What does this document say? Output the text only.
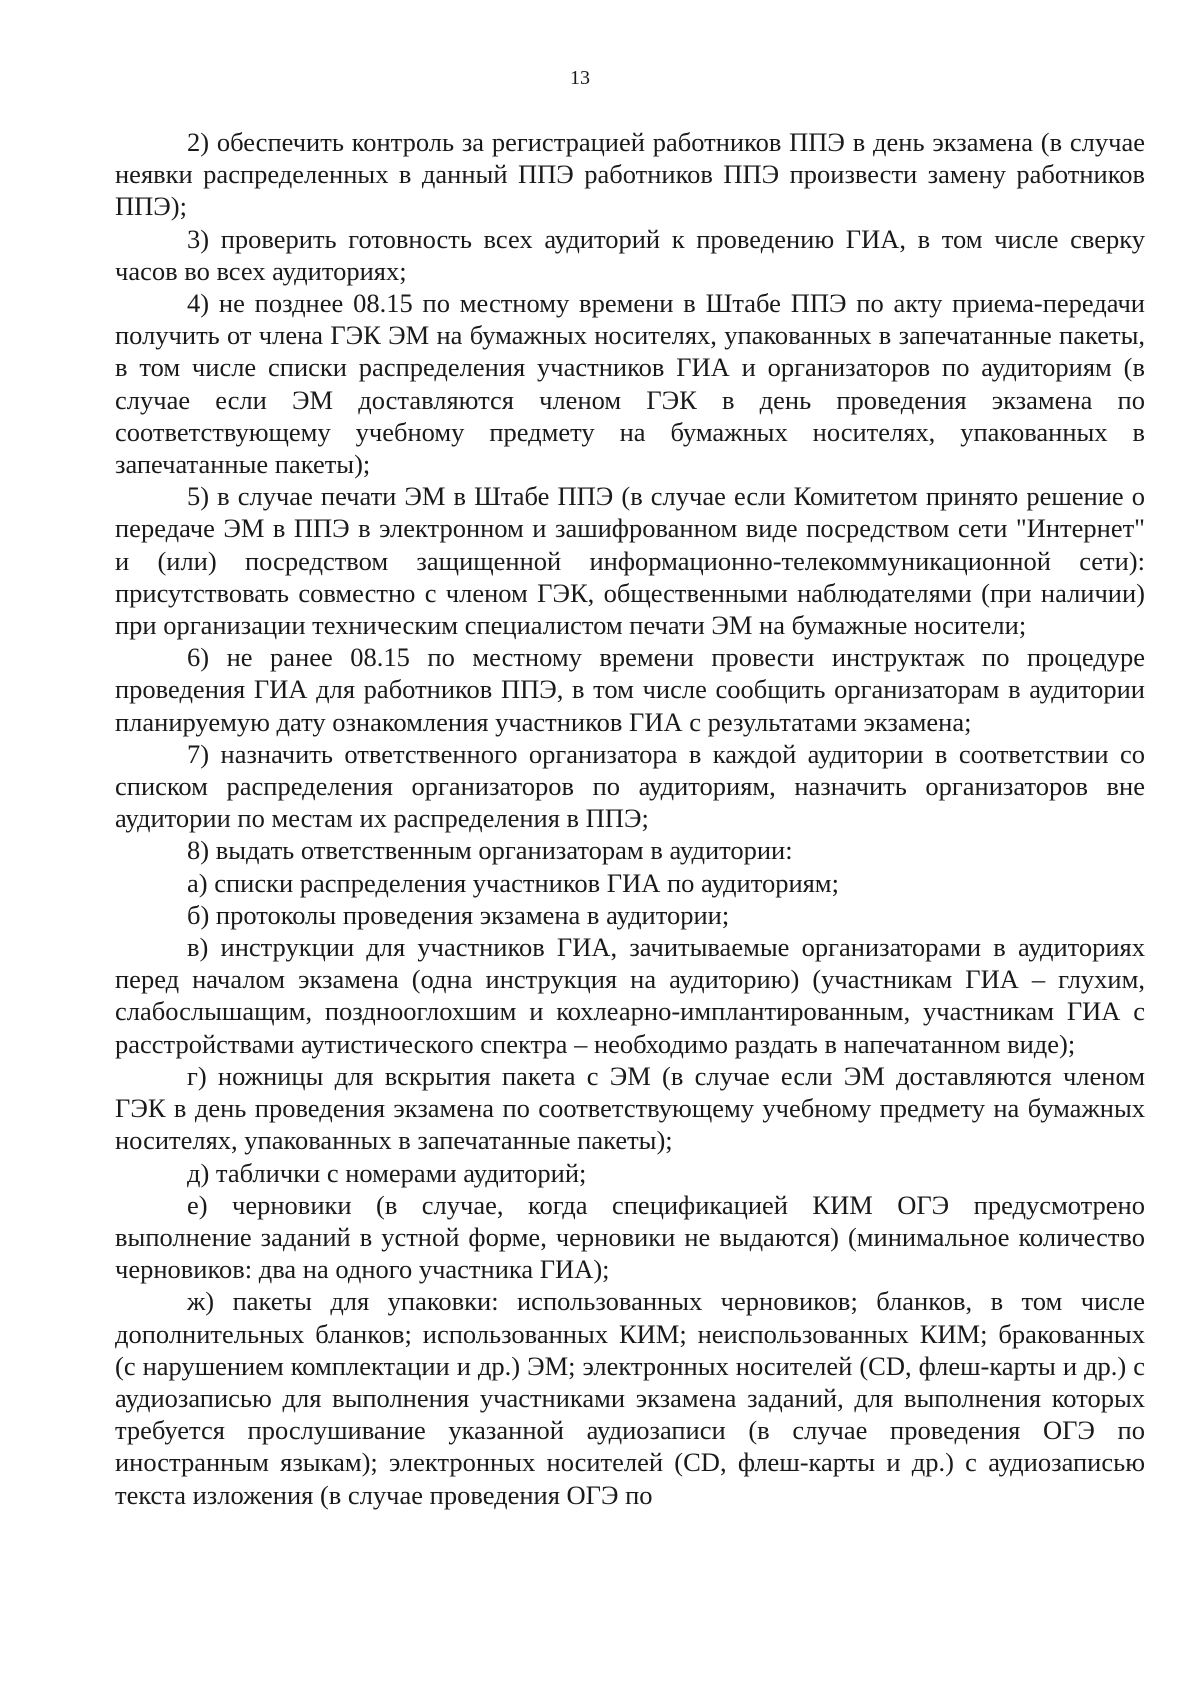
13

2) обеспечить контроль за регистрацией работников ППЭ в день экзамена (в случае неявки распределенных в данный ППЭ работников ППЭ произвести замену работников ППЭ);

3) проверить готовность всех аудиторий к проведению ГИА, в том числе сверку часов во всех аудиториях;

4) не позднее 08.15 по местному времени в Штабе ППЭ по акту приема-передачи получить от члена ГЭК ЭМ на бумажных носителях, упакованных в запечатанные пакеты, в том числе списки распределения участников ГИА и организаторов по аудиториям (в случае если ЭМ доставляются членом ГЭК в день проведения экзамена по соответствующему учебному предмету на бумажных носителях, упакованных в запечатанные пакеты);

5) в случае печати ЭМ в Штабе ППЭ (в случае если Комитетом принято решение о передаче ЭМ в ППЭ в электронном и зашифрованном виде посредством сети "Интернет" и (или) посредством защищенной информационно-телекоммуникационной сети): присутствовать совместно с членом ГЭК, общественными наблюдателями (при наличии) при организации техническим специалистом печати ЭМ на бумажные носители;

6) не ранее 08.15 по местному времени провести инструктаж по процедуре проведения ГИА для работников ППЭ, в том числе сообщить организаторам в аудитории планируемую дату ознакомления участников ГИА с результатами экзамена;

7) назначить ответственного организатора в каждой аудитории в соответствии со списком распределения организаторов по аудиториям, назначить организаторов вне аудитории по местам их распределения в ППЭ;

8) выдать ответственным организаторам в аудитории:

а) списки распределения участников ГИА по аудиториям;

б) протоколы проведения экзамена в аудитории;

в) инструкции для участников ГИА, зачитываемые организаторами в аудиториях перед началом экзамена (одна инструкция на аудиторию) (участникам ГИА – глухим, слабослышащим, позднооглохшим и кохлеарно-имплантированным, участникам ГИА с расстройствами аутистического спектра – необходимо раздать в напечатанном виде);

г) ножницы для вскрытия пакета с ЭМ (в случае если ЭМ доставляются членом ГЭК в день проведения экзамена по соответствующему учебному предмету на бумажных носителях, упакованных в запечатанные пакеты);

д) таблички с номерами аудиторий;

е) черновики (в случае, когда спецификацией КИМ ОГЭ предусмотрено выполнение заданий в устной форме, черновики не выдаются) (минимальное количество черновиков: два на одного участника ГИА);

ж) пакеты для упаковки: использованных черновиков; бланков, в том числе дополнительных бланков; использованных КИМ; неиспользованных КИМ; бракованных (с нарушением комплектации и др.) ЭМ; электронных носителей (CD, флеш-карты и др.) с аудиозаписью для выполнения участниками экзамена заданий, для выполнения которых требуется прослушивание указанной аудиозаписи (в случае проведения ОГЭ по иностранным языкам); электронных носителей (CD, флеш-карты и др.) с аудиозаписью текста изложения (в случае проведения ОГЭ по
+++++
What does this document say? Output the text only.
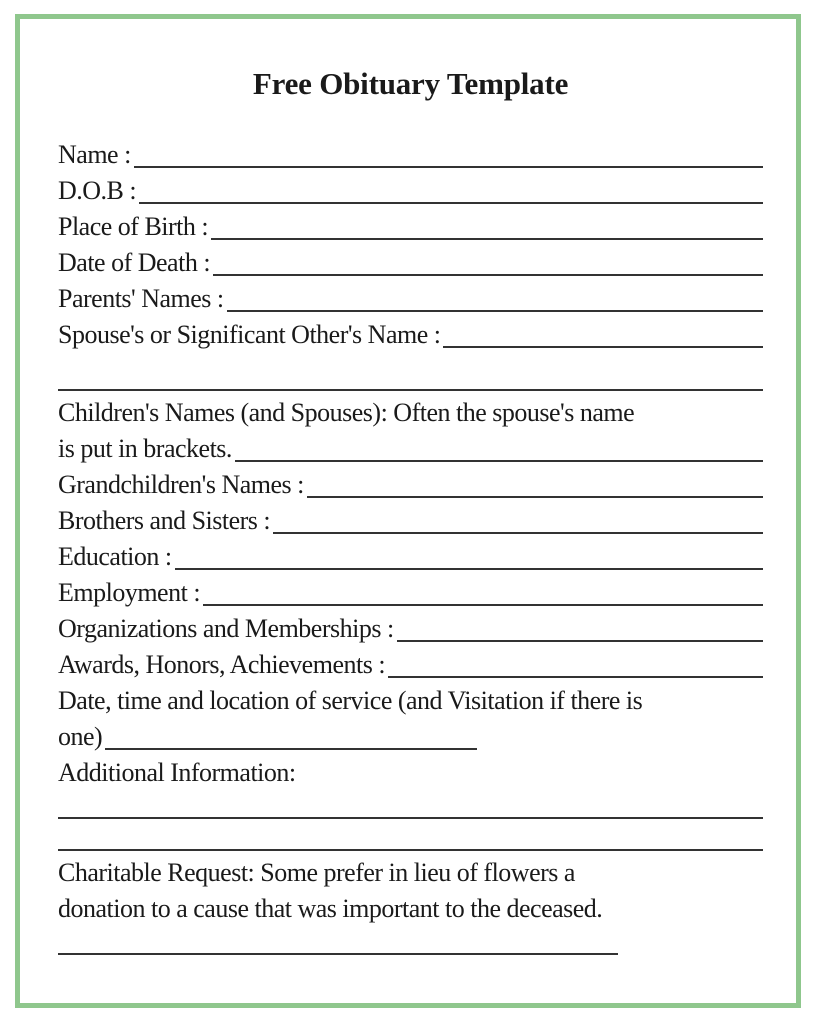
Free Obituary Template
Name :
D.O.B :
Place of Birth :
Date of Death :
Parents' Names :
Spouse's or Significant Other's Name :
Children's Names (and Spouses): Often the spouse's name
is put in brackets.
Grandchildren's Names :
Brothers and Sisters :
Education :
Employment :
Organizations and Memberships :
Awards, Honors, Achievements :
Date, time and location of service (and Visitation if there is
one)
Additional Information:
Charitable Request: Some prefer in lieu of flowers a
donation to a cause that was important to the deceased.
+++++
### What is expected:
Gather each line holding the string "Date".

### Correct result:
Date of Death :
Date, time and location of service (and Visitation if there is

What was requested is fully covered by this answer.